• TASK PROMPT: Lines containing the word "title" are the ones to copy from the records below.

• RAW RECORDS:
━━━

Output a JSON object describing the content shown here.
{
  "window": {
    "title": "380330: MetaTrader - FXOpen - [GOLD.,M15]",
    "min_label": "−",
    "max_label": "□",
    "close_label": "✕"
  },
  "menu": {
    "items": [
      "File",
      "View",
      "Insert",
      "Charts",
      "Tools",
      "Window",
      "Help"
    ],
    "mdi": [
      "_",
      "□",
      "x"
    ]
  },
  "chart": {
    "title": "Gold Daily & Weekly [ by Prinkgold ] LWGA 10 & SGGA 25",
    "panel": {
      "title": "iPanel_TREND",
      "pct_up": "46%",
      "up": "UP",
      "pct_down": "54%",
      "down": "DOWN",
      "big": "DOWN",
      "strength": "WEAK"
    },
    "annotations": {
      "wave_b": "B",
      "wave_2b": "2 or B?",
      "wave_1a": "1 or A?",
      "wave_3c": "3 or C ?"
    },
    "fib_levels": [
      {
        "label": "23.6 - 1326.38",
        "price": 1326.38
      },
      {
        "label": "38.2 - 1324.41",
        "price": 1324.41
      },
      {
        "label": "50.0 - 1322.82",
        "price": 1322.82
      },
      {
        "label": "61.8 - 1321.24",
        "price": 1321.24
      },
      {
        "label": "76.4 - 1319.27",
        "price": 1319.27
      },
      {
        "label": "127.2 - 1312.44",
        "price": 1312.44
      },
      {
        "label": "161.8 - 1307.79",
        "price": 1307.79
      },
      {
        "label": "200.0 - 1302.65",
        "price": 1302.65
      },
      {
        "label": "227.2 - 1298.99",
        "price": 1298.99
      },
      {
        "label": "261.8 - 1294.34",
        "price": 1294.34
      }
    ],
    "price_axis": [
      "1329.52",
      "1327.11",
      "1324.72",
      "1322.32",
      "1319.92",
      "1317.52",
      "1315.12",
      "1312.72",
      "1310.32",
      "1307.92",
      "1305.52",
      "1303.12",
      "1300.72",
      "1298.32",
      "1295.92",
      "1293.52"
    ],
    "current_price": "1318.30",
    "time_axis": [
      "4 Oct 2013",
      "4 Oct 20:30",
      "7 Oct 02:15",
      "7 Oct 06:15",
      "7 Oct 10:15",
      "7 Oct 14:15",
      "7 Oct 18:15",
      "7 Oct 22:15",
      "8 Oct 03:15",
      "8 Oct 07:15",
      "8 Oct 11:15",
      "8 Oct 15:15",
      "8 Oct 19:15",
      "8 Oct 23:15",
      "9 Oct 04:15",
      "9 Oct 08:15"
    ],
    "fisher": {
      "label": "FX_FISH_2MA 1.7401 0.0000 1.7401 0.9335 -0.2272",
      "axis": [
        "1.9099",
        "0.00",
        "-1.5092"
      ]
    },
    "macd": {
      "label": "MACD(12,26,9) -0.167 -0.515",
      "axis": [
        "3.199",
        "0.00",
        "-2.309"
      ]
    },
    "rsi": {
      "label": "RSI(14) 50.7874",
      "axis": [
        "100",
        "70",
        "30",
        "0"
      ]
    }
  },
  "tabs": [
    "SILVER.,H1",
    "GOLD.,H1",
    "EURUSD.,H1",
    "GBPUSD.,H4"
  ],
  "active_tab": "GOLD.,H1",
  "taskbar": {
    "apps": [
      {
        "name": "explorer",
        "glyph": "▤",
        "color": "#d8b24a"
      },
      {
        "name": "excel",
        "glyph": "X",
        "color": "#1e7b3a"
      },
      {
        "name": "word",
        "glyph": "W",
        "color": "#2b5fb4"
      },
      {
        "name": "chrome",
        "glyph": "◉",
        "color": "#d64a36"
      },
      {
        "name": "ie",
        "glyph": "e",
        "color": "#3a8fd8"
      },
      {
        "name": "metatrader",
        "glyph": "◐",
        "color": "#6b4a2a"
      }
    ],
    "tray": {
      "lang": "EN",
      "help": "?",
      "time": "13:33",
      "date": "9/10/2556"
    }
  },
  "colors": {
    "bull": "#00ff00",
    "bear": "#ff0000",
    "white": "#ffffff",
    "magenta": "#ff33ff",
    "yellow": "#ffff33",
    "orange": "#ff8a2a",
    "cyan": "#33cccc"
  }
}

━━━

• SOLUTION TO THIS EXERCISE:
    "title": "380330: MetaTrader - FXOpen - [GOLD.,M15]",
    "title": "Gold Daily & Weekly [ by Prinkgold ] LWGA 10 & SGGA 25",
      "title": "iPanel_TREND",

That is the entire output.